# DO THIS
Reproduce all of the records with "usage-color-swatch" swapped for "legend-swatch" and everything else left unchanged, and leave the pictures out of your answer.

# THE INPUT
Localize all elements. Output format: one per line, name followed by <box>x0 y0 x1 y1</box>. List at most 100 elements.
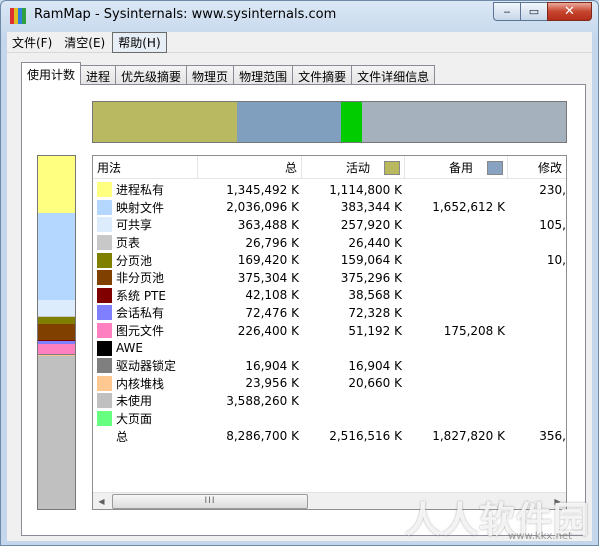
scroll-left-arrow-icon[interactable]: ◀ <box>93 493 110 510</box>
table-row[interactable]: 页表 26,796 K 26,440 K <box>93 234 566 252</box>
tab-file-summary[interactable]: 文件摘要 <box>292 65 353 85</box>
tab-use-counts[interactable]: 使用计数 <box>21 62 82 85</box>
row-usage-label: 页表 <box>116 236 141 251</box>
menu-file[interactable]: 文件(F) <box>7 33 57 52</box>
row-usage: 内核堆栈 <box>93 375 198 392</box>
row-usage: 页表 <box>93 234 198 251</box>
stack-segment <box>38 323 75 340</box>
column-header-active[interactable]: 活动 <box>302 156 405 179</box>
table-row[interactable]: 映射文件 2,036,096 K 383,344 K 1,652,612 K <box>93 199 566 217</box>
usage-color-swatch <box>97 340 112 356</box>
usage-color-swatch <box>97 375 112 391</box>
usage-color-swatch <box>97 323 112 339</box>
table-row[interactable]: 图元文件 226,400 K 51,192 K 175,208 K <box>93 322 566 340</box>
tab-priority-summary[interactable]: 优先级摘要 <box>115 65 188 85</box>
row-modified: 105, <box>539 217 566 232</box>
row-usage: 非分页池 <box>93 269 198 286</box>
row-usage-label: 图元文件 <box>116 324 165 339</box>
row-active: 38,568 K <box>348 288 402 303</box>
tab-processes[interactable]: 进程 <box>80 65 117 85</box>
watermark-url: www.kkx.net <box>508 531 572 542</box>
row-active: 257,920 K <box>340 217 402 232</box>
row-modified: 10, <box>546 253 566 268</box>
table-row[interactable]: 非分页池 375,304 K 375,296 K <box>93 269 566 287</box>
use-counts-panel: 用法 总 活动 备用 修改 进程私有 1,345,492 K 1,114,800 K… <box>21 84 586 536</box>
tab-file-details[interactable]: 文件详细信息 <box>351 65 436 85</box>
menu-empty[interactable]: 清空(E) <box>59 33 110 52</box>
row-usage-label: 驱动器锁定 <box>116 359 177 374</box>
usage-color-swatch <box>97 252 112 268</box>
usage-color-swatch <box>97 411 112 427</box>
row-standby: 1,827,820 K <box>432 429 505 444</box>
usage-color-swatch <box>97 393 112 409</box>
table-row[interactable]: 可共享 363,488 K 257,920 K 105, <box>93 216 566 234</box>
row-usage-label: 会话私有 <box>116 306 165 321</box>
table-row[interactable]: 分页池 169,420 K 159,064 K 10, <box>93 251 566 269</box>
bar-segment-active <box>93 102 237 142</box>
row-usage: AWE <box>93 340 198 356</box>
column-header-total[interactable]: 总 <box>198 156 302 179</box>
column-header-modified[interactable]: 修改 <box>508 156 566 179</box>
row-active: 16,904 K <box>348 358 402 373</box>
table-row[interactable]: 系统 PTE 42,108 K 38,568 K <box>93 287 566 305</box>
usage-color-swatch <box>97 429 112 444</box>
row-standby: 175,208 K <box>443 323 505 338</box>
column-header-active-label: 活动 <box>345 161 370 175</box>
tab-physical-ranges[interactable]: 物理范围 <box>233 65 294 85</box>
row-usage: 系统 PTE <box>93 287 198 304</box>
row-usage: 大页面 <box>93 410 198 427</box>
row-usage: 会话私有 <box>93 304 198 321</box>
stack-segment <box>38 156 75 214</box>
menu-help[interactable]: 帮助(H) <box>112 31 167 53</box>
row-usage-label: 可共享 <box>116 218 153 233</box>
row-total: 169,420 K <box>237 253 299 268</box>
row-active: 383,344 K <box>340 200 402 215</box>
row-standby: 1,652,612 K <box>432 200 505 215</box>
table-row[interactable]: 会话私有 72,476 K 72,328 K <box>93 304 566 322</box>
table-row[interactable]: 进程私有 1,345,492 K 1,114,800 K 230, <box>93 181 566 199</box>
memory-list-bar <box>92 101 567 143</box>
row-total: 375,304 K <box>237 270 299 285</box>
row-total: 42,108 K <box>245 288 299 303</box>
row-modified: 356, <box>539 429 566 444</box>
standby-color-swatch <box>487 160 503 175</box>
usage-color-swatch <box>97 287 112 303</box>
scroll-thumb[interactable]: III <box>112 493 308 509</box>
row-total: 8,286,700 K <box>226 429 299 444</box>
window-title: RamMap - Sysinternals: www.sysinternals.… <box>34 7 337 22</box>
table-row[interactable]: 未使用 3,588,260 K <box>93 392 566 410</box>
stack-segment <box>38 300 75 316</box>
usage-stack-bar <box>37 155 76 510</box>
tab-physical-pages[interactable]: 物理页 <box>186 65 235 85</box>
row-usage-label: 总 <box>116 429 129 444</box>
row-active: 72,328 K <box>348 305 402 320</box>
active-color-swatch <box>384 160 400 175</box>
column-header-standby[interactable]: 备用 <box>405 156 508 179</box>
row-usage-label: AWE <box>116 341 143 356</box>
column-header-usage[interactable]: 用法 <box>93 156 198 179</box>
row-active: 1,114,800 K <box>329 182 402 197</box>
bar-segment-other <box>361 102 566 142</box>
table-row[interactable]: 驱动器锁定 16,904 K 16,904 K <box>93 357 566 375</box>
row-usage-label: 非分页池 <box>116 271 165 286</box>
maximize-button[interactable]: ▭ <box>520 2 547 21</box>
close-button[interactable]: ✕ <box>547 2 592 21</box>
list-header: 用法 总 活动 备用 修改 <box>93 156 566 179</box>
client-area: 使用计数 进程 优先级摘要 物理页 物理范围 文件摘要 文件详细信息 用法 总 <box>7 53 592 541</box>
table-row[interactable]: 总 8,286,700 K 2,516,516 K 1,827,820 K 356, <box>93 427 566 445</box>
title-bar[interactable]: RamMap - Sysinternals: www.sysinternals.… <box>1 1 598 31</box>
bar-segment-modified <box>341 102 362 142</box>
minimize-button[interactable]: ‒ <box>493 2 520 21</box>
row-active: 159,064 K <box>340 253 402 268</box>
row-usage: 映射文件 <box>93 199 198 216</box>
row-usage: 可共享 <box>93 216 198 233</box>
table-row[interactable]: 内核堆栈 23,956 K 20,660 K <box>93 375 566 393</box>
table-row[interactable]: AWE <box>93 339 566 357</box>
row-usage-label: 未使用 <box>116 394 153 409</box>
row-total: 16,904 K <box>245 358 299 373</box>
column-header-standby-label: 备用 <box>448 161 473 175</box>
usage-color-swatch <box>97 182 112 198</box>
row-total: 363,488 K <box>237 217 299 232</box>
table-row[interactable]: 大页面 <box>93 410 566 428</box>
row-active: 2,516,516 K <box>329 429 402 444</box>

# THE ANSWER
Localize all elements. Output format: one per line, name followed by <box>x0 y0 x1 y1</box>. List at most 100 elements.
scroll-left-arrow-icon[interactable]: ◀ <box>93 493 110 510</box>
table-row[interactable]: 页表 26,796 K 26,440 K <box>93 234 566 252</box>
tab-file-summary[interactable]: 文件摘要 <box>292 65 353 85</box>
tab-use-counts[interactable]: 使用计数 <box>21 62 82 85</box>
row-usage-label: 页表 <box>116 236 141 251</box>
menu-file[interactable]: 文件(F) <box>7 33 57 52</box>
row-usage: 内核堆栈 <box>93 375 198 392</box>
row-usage: 页表 <box>93 234 198 251</box>
stack-segment <box>38 323 75 340</box>
column-header-active[interactable]: 活动 <box>302 156 405 179</box>
table-row[interactable]: 映射文件 2,036,096 K 383,344 K 1,652,612 K <box>93 199 566 217</box>
legend-swatch <box>97 340 112 356</box>
legend-swatch <box>97 375 112 391</box>
legend-swatch <box>97 323 112 339</box>
table-row[interactable]: 图元文件 226,400 K 51,192 K 175,208 K <box>93 322 566 340</box>
tab-priority-summary[interactable]: 优先级摘要 <box>115 65 188 85</box>
row-modified: 105, <box>539 217 566 232</box>
row-usage: 非分页池 <box>93 269 198 286</box>
row-usage-label: 图元文件 <box>116 324 165 339</box>
row-active: 38,568 K <box>348 288 402 303</box>
tab-processes[interactable]: 进程 <box>80 65 117 85</box>
watermark-url: www.kkx.net <box>508 531 572 542</box>
row-active: 257,920 K <box>340 217 402 232</box>
row-modified: 10, <box>546 253 566 268</box>
table-row[interactable]: 非分页池 375,304 K 375,296 K <box>93 269 566 287</box>
use-counts-panel: 用法 总 活动 备用 修改 进程私有 1,345,492 K 1,114,800 K… <box>21 84 586 536</box>
tab-file-details[interactable]: 文件详细信息 <box>351 65 436 85</box>
menu-empty[interactable]: 清空(E) <box>59 33 110 52</box>
row-usage-label: 驱动器锁定 <box>116 359 177 374</box>
legend-swatch <box>97 252 112 268</box>
legend-swatch <box>97 411 112 427</box>
row-standby: 1,827,820 K <box>432 429 505 444</box>
legend-swatch <box>97 393 112 409</box>
table-row[interactable]: 可共享 363,488 K 257,920 K 105, <box>93 216 566 234</box>
row-usage-label: 会话私有 <box>116 306 165 321</box>
table-row[interactable]: 分页池 169,420 K 159,064 K 10, <box>93 251 566 269</box>
bar-segment-active <box>93 102 237 142</box>
row-usage: AWE <box>93 340 198 356</box>
column-header-total[interactable]: 总 <box>198 156 302 179</box>
column-header-modified[interactable]: 修改 <box>508 156 566 179</box>
row-active: 16,904 K <box>348 358 402 373</box>
table-row[interactable]: 系统 PTE 42,108 K 38,568 K <box>93 287 566 305</box>
legend-swatch <box>97 429 112 444</box>
row-standby: 175,208 K <box>443 323 505 338</box>
column-header-active-label: 活动 <box>345 161 370 175</box>
tab-physical-ranges[interactable]: 物理范围 <box>233 65 294 85</box>
row-usage: 系统 PTE <box>93 287 198 304</box>
row-usage: 大页面 <box>93 410 198 427</box>
row-usage: 会话私有 <box>93 304 198 321</box>
stack-segment <box>38 156 75 214</box>
menu-help[interactable]: 帮助(H) <box>112 31 167 53</box>
row-usage-label: 可共享 <box>116 218 153 233</box>
row-total: 169,420 K <box>237 253 299 268</box>
row-active: 383,344 K <box>340 200 402 215</box>
row-standby: 1,652,612 K <box>432 200 505 215</box>
table-row[interactable]: 会话私有 72,476 K 72,328 K <box>93 304 566 322</box>
table-row[interactable]: 进程私有 1,345,492 K 1,114,800 K 230, <box>93 181 566 199</box>
memory-list-bar <box>92 101 567 143</box>
row-total: 375,304 K <box>237 270 299 285</box>
row-total: 42,108 K <box>245 288 299 303</box>
row-modified: 356, <box>539 429 566 444</box>
standby-color-swatch <box>487 160 503 175</box>
legend-swatch <box>97 287 112 303</box>
scroll-thumb[interactable]: III <box>112 493 308 509</box>
row-total: 8,286,700 K <box>226 429 299 444</box>
window-title: RamMap - Sysinternals: www.sysinternals.… <box>34 7 337 22</box>
table-row[interactable]: 未使用 3,588,260 K <box>93 392 566 410</box>
stack-segment <box>38 300 75 316</box>
usage-stack-bar <box>37 155 76 510</box>
tab-physical-pages[interactable]: 物理页 <box>186 65 235 85</box>
row-usage-label: 总 <box>116 429 129 444</box>
row-active: 72,328 K <box>348 305 402 320</box>
active-color-swatch <box>384 160 400 175</box>
column-header-standby[interactable]: 备用 <box>405 156 508 179</box>
row-usage-label: AWE <box>116 341 143 356</box>
column-header-usage[interactable]: 用法 <box>93 156 198 179</box>
row-active: 1,114,800 K <box>329 182 402 197</box>
bar-segment-other <box>361 102 566 142</box>
table-row[interactable]: 驱动器锁定 16,904 K 16,904 K <box>93 357 566 375</box>
row-usage-label: 非分页池 <box>116 271 165 286</box>
maximize-button[interactable]: ▭ <box>520 2 547 21</box>
close-button[interactable]: ✕ <box>547 2 592 21</box>
list-header: 用法 总 活动 备用 修改 <box>93 156 566 179</box>
client-area: 使用计数 进程 优先级摘要 物理页 物理范围 文件摘要 文件详细信息 用法 总 <box>7 53 592 541</box>
table-row[interactable]: 总 8,286,700 K 2,516,516 K 1,827,820 K 356, <box>93 427 566 445</box>
title-bar[interactable]: RamMap - Sysinternals: www.sysinternals.… <box>1 1 598 31</box>
bar-segment-modified <box>341 102 362 142</box>
minimize-button[interactable]: ‒ <box>493 2 520 21</box>
row-active: 159,064 K <box>340 253 402 268</box>
row-usage: 映射文件 <box>93 199 198 216</box>
row-usage: 可共享 <box>93 216 198 233</box>
table-row[interactable]: 内核堆栈 23,956 K 20,660 K <box>93 375 566 393</box>
table-row[interactable]: AWE <box>93 339 566 357</box>
row-usage-label: 未使用 <box>116 394 153 409</box>
row-total: 16,904 K <box>245 358 299 373</box>
column-header-standby-label: 备用 <box>448 161 473 175</box>
legend-swatch <box>97 182 112 198</box>
row-total: 363,488 K <box>237 217 299 232</box>
table-row[interactable]: 大页面 <box>93 410 566 428</box>
row-active: 2,516,516 K <box>329 429 402 444</box>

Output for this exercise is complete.